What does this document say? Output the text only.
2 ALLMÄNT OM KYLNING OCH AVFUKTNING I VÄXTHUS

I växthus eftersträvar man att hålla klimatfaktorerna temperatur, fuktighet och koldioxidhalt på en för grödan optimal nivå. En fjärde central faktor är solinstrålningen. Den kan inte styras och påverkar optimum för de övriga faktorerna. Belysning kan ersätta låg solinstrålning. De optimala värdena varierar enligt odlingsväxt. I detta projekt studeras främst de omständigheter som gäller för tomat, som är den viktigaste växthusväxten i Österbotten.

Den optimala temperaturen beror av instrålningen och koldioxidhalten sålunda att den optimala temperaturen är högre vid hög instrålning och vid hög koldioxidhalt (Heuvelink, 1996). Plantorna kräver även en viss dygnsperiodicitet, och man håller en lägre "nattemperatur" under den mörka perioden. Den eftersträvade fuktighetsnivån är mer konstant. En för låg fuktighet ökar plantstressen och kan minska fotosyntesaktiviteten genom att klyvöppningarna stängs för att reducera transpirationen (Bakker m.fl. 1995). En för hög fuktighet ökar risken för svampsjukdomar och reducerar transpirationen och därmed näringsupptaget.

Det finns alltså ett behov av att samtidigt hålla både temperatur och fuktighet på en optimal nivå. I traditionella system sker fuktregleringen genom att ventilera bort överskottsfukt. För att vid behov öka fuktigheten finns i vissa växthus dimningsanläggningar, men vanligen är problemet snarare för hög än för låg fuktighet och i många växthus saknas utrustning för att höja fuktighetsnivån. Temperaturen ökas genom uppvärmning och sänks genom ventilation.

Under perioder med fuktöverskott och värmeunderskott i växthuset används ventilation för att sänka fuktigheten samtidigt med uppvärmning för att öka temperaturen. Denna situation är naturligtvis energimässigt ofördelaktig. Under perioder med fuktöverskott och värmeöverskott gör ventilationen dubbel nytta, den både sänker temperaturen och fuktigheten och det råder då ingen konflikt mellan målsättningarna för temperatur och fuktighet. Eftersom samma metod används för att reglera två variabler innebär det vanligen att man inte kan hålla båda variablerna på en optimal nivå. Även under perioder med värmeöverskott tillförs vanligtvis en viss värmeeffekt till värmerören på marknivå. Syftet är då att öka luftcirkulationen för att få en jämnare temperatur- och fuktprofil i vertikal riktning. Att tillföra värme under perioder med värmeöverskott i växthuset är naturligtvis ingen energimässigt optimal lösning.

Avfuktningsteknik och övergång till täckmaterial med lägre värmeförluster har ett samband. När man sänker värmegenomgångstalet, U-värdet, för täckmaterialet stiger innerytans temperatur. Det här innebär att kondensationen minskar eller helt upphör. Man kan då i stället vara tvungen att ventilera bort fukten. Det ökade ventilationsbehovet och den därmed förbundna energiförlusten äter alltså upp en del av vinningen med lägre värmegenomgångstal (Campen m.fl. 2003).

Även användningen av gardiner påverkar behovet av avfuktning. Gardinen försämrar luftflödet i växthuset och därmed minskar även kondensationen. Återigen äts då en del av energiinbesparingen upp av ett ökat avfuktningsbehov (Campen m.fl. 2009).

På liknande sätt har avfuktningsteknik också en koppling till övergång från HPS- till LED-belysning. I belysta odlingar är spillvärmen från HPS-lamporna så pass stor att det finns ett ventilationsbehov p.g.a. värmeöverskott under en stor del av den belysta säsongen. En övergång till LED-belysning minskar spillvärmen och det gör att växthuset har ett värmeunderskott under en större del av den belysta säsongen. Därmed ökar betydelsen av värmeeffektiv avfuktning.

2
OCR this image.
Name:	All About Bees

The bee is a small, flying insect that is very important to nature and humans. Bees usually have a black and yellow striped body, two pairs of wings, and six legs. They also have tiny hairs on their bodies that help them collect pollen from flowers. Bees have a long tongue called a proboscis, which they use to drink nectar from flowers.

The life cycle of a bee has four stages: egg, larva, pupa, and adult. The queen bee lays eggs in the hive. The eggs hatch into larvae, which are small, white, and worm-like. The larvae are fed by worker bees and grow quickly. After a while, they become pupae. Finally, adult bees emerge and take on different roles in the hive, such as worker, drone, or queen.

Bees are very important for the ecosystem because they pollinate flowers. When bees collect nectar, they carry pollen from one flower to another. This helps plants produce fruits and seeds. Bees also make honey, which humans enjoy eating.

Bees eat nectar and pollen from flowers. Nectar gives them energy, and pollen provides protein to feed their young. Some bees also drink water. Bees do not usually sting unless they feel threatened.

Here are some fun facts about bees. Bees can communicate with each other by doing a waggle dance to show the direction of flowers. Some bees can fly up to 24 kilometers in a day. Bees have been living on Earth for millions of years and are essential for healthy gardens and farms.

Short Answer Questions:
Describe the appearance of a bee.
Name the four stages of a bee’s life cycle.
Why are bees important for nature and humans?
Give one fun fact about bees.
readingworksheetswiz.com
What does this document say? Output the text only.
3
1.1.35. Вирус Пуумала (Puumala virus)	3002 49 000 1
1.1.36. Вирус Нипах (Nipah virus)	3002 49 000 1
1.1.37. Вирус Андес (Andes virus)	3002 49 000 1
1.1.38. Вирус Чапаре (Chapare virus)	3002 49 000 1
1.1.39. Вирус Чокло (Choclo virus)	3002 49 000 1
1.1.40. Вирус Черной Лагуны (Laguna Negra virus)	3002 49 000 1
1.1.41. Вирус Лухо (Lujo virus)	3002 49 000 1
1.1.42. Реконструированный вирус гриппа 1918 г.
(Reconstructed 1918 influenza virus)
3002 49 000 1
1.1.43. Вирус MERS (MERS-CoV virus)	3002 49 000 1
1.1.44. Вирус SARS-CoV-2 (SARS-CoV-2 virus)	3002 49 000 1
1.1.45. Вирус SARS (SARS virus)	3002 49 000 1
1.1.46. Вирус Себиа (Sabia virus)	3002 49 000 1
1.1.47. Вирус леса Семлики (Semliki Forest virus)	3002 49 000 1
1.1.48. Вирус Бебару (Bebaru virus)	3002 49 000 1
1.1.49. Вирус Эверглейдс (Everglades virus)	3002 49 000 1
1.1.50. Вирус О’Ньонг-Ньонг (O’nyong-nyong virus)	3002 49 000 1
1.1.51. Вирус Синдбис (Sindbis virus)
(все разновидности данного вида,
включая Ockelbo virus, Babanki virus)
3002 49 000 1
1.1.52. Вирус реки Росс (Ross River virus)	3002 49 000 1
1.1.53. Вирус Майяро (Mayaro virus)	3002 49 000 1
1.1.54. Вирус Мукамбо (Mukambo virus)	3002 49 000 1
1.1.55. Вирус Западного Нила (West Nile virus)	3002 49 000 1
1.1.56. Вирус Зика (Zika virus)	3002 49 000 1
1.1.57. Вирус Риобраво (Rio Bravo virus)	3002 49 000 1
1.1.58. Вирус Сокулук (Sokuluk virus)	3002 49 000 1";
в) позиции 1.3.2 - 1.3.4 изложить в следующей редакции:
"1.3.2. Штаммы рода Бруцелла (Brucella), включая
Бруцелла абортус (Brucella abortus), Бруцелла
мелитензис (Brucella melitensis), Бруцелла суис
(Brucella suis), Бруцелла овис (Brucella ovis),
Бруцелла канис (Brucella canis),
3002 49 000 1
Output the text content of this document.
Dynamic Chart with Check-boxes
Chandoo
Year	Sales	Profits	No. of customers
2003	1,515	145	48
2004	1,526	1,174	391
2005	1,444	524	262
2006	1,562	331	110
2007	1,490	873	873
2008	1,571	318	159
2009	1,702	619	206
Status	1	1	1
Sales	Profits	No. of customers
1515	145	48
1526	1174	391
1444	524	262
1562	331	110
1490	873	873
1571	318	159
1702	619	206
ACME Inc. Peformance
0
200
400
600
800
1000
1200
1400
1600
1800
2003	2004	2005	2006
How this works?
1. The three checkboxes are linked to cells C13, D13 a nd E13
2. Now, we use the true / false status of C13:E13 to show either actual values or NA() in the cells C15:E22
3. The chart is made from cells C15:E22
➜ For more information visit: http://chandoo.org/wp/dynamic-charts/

**AIM OF THE EXERCISE:** In the material above, how many lines hold the string "alltså"? Give the number and nothing else.

**RESULT:** 2